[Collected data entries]
◇ ◇ ◇ ◇ ◇ ◇ ◇

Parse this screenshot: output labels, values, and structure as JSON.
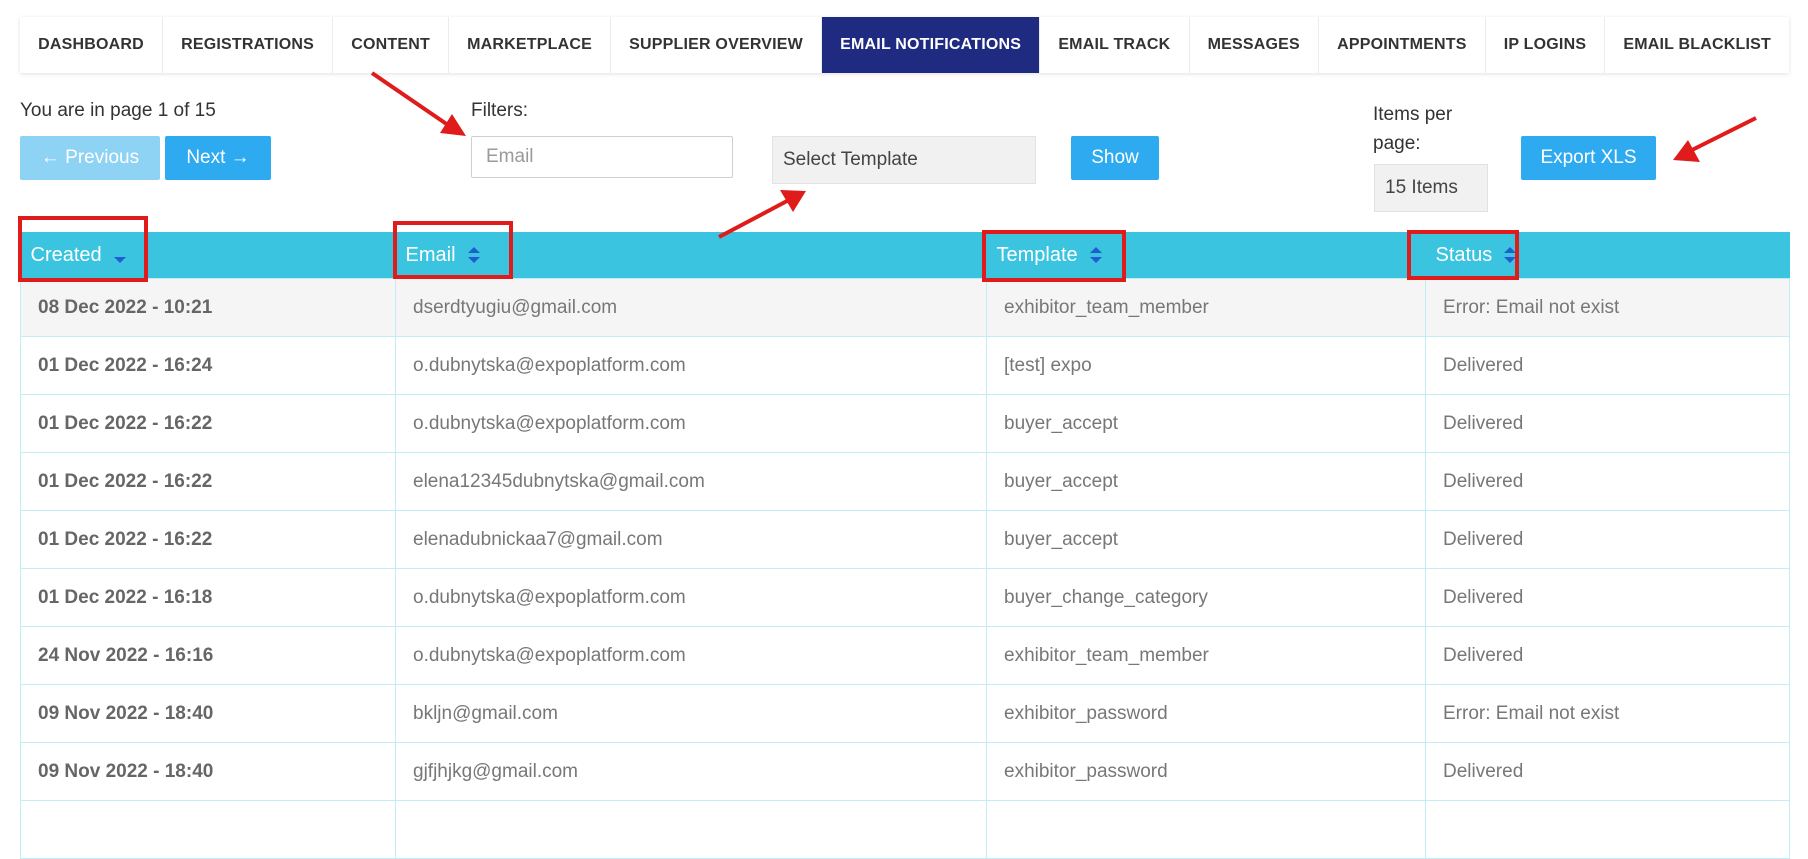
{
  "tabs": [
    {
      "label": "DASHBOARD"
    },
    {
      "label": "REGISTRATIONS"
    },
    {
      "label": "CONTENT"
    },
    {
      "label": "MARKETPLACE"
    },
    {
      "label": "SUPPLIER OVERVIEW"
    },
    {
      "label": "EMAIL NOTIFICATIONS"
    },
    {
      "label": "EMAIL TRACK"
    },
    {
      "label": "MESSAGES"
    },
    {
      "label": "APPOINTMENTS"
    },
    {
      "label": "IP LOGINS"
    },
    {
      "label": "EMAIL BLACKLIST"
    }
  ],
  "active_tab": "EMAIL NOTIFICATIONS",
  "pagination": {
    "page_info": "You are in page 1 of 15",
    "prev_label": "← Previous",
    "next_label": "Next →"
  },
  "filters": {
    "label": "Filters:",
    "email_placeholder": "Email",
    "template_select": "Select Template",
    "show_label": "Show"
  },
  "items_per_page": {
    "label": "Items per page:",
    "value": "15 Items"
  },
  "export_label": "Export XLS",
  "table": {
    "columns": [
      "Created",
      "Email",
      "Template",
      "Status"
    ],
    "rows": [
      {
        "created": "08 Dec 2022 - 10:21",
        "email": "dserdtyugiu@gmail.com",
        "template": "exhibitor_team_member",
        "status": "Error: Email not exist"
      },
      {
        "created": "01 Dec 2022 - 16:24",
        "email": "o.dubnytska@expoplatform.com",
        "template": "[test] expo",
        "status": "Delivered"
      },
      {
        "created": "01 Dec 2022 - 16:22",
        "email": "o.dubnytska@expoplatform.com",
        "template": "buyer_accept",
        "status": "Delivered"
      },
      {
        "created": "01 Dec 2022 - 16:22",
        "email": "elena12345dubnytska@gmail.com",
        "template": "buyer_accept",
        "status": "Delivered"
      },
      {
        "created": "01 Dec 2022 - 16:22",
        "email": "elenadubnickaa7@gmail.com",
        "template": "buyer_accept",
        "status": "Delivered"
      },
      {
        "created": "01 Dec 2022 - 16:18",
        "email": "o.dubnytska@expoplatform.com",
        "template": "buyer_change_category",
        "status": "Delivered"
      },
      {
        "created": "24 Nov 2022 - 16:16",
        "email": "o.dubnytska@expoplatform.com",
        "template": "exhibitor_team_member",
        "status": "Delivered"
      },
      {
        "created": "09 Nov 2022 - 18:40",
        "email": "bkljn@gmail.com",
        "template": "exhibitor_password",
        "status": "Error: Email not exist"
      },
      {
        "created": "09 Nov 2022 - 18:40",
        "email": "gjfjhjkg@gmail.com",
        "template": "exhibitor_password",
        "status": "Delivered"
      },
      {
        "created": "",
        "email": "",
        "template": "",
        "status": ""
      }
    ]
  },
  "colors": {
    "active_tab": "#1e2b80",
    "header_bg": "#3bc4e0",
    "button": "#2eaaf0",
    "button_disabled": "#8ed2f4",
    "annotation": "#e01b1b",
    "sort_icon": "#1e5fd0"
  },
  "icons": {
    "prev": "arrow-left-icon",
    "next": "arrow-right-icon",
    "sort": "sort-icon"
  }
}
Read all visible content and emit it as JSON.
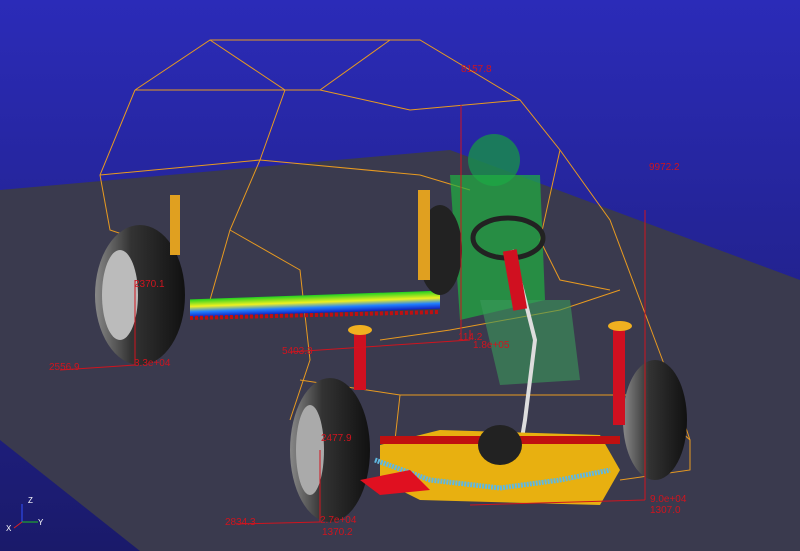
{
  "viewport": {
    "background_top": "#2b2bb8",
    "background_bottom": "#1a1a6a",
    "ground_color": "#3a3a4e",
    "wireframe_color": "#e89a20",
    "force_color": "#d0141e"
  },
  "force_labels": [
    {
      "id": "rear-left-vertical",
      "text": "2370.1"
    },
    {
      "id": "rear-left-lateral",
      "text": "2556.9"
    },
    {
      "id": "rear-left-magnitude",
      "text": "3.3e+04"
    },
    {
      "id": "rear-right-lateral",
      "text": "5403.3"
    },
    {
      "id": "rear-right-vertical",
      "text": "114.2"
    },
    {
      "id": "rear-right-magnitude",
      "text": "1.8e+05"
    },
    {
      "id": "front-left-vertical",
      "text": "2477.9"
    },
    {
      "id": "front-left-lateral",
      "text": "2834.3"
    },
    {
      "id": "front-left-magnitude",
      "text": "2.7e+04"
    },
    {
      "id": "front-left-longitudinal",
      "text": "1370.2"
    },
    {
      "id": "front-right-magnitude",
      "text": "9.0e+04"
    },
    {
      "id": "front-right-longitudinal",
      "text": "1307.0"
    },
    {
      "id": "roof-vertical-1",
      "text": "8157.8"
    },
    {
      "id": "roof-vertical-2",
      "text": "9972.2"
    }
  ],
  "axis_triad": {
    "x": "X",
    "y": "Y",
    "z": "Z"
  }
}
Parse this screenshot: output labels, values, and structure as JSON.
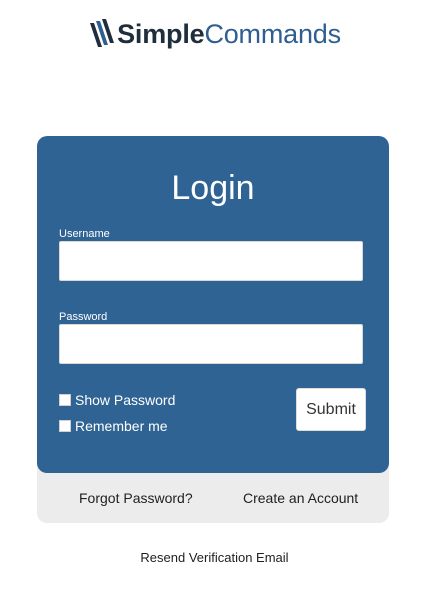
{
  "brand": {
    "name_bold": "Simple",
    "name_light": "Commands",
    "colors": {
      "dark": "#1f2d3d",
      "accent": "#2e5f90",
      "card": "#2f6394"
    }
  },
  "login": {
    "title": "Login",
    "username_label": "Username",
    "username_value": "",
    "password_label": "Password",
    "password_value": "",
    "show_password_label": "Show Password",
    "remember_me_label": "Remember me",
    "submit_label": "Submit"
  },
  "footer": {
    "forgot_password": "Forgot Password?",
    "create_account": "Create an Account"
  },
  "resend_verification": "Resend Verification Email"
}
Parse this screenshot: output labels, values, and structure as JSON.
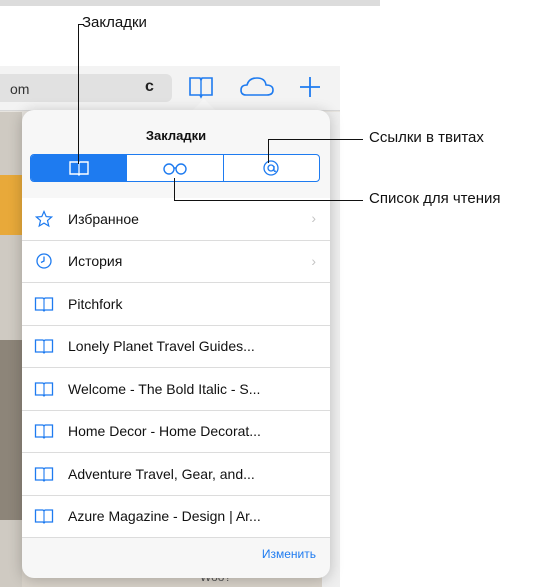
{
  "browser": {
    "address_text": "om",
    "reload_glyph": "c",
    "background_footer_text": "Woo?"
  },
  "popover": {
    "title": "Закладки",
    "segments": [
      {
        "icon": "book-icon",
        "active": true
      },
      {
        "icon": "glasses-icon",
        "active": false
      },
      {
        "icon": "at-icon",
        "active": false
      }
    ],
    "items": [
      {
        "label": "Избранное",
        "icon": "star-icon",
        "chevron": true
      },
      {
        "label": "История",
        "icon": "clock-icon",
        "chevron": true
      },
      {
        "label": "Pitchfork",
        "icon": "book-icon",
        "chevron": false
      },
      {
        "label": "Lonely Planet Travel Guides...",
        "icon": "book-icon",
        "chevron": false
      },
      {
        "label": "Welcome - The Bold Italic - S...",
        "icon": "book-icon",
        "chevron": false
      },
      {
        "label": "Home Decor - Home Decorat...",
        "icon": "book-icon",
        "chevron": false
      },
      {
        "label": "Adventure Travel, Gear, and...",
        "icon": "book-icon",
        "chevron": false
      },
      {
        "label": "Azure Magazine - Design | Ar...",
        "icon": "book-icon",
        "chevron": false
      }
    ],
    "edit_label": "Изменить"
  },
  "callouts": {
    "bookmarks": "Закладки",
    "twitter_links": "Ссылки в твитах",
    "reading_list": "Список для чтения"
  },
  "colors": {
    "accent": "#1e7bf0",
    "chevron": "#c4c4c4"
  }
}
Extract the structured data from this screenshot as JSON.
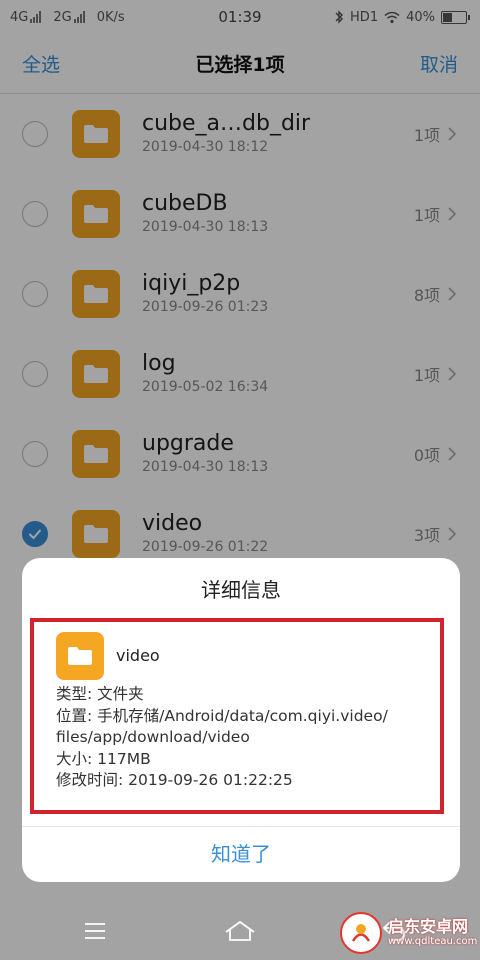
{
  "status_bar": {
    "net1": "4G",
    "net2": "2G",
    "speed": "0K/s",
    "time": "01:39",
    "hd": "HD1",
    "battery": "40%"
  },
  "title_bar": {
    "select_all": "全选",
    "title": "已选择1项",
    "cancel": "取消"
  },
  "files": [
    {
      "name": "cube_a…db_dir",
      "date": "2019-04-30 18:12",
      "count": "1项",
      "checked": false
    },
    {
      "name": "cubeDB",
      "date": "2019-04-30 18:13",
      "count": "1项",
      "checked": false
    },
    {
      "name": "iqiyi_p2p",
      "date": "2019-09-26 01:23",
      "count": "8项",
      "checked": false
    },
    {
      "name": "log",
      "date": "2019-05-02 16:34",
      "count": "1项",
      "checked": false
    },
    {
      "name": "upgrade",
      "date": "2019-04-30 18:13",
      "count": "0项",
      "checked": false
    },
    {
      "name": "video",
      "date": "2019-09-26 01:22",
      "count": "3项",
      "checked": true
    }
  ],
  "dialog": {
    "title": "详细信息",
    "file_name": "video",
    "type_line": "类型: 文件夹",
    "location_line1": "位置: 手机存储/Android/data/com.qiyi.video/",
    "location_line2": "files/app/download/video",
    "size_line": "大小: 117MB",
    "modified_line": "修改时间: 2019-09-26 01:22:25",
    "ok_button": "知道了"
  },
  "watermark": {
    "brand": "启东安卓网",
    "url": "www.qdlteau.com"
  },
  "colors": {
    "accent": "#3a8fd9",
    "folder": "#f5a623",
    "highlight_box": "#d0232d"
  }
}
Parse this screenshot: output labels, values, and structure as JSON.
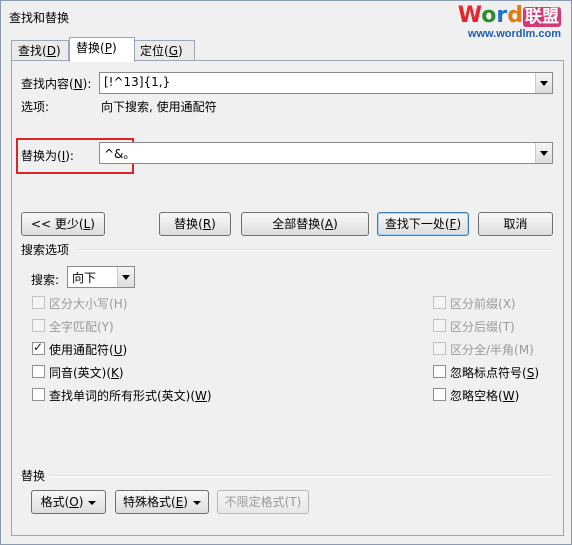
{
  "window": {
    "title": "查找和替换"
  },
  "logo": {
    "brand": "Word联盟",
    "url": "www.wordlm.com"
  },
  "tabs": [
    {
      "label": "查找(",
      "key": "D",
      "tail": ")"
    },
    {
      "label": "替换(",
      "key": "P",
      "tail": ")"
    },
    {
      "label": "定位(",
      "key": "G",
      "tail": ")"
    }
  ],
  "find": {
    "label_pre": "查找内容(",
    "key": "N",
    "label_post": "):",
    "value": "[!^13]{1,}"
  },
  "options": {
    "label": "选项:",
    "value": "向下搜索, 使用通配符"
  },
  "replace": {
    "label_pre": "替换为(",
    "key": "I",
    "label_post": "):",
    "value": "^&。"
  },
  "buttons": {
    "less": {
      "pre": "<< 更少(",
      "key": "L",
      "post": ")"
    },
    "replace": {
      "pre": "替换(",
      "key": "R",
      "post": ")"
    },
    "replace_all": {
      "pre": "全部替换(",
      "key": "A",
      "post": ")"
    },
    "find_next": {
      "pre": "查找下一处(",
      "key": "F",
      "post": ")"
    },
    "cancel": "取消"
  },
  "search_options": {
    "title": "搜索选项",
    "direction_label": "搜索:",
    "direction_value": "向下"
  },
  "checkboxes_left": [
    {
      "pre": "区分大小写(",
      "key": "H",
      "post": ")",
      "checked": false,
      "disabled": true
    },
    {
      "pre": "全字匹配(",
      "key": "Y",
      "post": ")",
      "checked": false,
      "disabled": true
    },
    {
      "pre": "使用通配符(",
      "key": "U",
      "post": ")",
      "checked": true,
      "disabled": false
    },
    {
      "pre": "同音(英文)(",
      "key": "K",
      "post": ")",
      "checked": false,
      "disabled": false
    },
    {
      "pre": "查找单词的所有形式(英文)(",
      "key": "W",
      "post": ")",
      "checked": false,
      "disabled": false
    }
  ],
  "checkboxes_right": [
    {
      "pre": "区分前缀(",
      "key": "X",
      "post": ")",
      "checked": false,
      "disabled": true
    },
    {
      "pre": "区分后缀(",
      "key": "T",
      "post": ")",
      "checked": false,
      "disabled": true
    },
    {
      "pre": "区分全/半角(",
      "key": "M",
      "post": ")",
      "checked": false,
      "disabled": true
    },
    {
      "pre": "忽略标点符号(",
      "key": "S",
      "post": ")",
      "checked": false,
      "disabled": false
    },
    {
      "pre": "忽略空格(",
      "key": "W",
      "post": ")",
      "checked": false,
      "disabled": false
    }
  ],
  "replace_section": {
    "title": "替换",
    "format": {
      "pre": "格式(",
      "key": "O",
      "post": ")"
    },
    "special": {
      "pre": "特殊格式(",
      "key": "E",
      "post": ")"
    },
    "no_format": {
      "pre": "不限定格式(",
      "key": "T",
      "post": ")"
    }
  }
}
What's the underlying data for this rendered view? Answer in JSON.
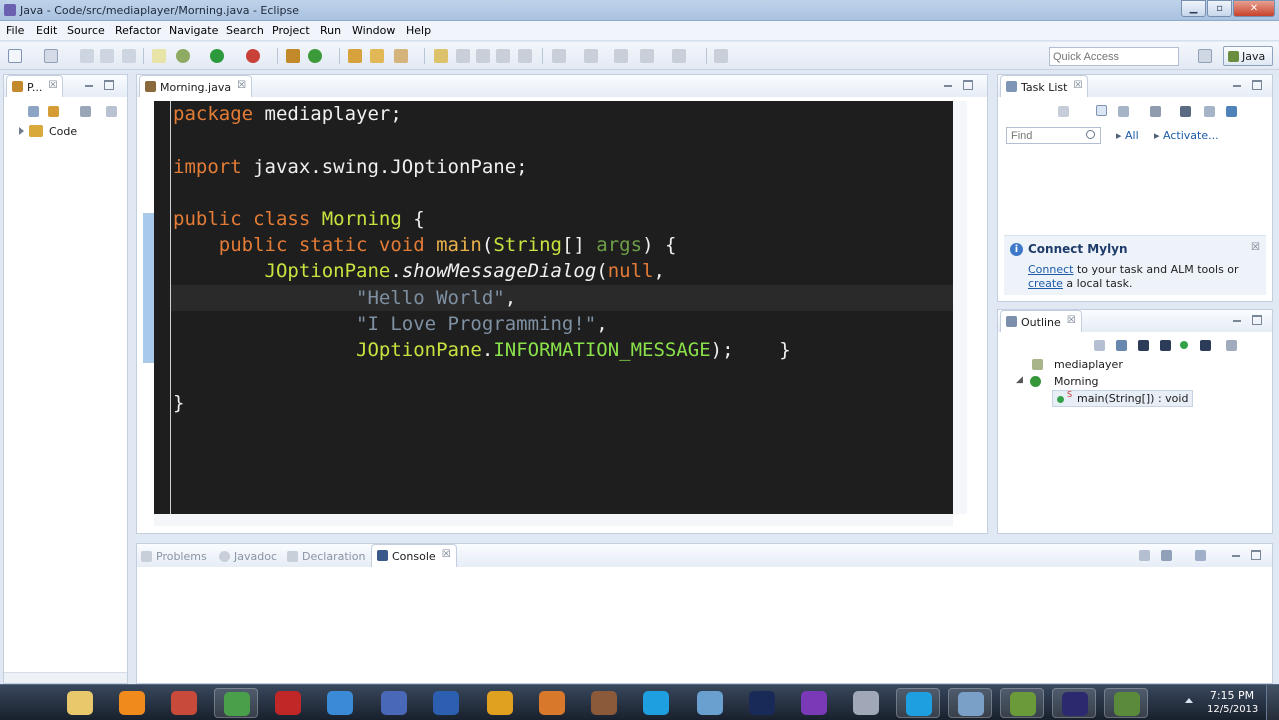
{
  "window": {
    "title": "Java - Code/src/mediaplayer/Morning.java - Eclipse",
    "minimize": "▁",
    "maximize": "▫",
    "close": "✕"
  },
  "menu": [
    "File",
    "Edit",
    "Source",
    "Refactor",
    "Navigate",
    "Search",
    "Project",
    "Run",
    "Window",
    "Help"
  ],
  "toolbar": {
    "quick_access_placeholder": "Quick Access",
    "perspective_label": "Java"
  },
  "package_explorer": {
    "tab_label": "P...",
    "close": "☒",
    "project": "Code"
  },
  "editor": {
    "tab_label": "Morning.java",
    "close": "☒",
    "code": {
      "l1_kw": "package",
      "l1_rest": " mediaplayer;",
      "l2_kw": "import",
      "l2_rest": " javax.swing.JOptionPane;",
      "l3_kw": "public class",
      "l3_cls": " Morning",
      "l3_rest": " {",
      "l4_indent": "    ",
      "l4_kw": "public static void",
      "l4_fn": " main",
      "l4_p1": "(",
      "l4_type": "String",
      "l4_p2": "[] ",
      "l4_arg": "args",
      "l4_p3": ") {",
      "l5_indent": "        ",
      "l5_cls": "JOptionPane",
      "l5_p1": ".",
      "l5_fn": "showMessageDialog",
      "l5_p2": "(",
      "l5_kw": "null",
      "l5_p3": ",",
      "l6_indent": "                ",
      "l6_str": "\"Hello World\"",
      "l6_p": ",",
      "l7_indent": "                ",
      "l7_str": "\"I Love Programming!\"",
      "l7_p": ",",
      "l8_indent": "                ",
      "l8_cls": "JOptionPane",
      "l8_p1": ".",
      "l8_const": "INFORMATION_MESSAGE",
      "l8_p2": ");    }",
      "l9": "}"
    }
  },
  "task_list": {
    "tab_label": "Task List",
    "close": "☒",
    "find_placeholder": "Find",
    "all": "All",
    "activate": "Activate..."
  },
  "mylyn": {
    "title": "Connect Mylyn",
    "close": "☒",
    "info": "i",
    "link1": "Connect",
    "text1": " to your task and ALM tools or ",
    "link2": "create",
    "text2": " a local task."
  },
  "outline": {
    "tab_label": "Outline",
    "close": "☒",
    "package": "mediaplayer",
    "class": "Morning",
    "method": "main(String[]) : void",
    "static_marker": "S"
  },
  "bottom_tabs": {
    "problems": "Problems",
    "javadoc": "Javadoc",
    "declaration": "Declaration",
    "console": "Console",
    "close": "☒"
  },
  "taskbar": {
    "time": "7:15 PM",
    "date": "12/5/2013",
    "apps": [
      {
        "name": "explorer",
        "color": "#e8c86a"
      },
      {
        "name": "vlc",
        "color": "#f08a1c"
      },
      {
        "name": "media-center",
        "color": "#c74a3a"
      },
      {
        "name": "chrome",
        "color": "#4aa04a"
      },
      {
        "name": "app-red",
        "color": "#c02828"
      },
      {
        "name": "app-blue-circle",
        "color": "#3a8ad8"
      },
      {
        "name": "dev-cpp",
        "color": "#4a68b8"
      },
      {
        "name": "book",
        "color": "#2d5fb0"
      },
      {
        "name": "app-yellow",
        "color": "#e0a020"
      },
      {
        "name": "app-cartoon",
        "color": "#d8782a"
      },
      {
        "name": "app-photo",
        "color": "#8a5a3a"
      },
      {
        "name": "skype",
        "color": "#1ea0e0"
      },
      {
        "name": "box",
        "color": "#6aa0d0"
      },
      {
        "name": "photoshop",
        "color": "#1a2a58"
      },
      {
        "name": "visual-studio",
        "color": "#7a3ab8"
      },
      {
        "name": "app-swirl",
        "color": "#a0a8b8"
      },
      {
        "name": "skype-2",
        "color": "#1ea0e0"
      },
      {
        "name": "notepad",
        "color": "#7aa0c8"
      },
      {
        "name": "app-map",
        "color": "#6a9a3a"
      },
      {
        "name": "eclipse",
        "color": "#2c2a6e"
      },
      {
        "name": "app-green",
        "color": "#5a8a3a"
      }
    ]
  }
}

◇ ◇ ◇ ◇ ◇ ◇ ◇

» Your task
Filter the records down to the lines that contain the string "Закладки", and copy those lines.

» Completed task
    "title": "Закладки",
    "bookmarks": "Закладки",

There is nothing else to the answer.